Show each line of the data below that has the string "name" in it.
==== Supplied data ====
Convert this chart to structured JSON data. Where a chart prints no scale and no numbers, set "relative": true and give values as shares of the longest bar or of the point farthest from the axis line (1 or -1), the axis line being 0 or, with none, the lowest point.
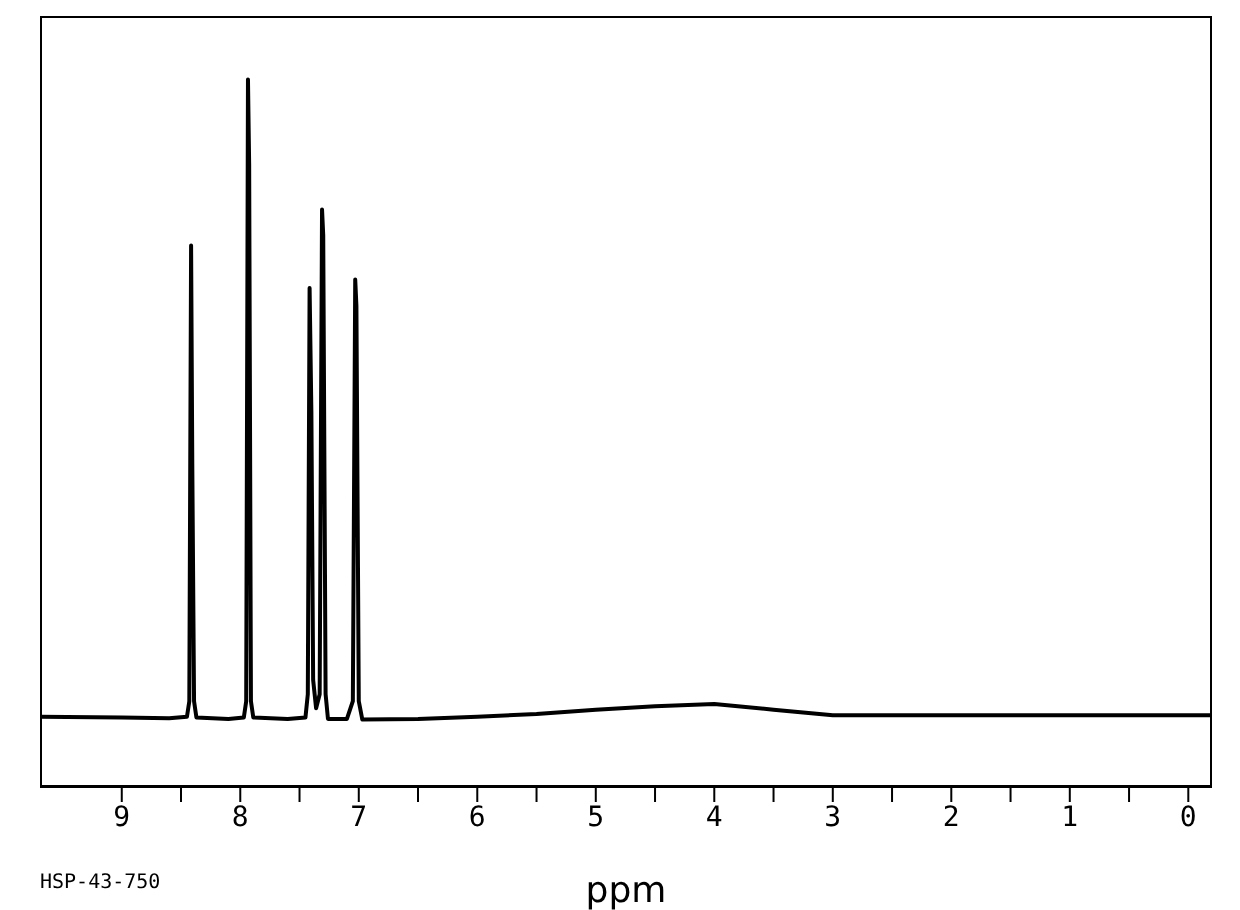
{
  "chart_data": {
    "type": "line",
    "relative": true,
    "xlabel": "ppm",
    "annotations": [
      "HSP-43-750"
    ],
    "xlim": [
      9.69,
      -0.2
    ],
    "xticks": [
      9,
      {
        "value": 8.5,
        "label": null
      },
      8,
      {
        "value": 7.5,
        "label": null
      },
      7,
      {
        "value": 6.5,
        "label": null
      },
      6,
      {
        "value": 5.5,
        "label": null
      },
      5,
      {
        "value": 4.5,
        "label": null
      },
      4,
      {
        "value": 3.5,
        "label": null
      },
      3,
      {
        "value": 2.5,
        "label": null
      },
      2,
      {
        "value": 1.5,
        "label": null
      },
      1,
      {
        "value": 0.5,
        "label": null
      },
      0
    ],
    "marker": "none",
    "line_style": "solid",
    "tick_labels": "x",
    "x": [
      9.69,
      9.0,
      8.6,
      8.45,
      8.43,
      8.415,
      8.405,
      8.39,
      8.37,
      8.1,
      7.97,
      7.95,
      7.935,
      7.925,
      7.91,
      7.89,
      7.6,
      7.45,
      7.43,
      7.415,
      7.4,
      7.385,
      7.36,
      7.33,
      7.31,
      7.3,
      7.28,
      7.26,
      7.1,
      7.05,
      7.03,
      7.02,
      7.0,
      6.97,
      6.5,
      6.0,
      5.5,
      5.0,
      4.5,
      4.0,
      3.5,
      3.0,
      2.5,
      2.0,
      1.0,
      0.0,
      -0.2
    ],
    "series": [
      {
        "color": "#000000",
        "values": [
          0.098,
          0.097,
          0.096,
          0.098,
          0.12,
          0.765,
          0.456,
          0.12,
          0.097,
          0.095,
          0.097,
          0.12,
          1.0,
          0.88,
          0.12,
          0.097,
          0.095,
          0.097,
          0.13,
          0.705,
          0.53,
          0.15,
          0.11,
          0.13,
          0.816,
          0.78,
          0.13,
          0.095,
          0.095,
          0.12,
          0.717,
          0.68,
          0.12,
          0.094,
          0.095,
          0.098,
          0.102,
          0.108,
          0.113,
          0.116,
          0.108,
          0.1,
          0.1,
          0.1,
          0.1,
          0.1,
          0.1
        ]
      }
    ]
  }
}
====
==== Supplied data ====
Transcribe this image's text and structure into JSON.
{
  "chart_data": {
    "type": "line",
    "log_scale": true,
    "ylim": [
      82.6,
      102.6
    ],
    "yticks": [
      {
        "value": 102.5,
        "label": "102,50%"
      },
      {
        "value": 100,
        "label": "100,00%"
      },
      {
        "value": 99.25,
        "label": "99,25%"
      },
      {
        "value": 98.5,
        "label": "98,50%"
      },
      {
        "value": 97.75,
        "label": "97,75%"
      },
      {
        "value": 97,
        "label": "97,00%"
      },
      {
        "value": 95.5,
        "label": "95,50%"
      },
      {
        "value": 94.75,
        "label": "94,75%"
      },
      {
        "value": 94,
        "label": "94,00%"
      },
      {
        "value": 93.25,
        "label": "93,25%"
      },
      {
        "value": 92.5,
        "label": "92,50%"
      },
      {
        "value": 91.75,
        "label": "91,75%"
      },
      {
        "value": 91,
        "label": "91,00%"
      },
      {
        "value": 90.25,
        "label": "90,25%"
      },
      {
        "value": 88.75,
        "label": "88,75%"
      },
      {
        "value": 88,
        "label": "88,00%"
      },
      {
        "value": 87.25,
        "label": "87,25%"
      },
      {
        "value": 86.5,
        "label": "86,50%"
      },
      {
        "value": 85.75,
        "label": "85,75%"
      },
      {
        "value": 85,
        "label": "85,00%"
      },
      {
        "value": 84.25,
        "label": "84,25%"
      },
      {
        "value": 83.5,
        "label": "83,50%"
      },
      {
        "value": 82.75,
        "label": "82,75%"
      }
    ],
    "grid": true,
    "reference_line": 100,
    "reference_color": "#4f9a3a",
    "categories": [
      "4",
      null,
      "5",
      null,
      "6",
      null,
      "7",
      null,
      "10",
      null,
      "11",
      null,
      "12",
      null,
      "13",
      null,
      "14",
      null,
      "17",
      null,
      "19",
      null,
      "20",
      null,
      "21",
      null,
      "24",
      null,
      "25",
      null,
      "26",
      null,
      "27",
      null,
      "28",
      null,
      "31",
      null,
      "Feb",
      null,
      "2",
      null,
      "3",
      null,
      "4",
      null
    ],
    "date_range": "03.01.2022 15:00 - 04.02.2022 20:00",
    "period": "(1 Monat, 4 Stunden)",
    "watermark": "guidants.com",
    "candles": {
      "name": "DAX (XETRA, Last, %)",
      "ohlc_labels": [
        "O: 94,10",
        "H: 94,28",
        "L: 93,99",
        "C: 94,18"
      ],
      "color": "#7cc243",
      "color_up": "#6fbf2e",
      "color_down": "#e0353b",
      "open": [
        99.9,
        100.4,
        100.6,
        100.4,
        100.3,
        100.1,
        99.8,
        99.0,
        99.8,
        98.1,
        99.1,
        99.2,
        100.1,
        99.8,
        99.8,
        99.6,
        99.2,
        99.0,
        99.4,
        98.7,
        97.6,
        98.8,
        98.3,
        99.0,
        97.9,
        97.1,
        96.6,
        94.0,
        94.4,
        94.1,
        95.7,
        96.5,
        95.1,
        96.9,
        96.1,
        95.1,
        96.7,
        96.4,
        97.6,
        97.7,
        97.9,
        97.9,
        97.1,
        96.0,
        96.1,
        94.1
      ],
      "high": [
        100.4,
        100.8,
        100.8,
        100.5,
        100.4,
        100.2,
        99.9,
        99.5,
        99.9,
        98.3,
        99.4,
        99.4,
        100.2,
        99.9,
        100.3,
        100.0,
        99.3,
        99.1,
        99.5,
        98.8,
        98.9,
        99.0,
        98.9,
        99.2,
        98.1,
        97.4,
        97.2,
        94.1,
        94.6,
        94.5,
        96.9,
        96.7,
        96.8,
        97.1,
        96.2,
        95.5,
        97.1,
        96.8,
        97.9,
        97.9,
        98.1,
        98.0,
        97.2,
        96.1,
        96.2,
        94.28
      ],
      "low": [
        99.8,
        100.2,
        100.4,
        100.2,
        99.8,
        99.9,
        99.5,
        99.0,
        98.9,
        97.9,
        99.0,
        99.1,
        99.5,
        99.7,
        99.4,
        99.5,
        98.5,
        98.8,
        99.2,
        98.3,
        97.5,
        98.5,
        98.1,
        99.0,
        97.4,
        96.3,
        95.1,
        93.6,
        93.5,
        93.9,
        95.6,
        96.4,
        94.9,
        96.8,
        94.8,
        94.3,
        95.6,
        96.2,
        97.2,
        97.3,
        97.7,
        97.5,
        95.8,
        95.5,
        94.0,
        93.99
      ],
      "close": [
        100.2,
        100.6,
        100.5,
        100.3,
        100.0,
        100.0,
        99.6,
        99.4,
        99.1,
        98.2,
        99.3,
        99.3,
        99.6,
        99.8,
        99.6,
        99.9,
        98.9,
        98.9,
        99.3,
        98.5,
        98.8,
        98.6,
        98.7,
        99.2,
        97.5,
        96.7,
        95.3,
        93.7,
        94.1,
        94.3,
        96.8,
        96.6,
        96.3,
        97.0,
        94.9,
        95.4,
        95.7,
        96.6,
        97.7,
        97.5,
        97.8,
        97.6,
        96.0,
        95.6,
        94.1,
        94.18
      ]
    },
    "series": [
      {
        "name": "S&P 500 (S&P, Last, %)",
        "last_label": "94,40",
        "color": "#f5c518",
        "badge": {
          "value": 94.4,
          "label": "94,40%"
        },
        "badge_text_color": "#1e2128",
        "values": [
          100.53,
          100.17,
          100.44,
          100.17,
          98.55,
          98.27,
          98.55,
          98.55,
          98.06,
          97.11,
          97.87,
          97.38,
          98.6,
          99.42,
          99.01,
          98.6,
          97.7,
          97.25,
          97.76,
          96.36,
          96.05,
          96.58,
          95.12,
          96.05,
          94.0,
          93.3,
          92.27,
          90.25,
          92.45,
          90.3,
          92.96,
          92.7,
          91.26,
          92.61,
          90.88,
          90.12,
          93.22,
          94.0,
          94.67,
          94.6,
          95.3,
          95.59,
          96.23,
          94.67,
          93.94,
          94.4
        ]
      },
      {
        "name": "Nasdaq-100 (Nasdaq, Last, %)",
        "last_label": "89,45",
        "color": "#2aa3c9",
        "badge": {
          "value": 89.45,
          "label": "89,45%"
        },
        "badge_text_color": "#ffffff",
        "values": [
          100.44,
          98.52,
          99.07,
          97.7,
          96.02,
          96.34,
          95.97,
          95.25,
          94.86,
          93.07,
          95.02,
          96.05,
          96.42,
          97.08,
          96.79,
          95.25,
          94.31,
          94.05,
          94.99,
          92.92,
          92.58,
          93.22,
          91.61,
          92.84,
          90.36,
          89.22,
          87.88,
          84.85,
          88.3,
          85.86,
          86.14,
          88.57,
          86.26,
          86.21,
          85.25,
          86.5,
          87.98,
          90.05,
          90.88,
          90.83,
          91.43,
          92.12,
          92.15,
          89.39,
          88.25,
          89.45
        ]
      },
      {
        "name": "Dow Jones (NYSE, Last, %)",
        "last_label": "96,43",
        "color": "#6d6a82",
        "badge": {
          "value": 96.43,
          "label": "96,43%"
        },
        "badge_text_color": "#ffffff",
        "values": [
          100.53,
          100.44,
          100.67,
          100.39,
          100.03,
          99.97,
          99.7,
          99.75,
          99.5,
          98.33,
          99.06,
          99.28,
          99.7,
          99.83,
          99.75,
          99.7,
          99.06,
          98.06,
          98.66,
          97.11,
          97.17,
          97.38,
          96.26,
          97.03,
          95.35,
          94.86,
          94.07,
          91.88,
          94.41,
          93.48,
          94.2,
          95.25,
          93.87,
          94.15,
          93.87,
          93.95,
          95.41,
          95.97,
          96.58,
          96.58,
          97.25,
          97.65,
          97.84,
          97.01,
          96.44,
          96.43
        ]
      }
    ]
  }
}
====
• _Solved exercise_:
      "name": "DAX (XETRA, Last, %)",
        "name": "S&P 500 (S&P, Last, %)",
        "name": "Nasdaq-100 (Nasdaq, Last, %)",
        "name": "Dow Jones (NYSE, Last, %)",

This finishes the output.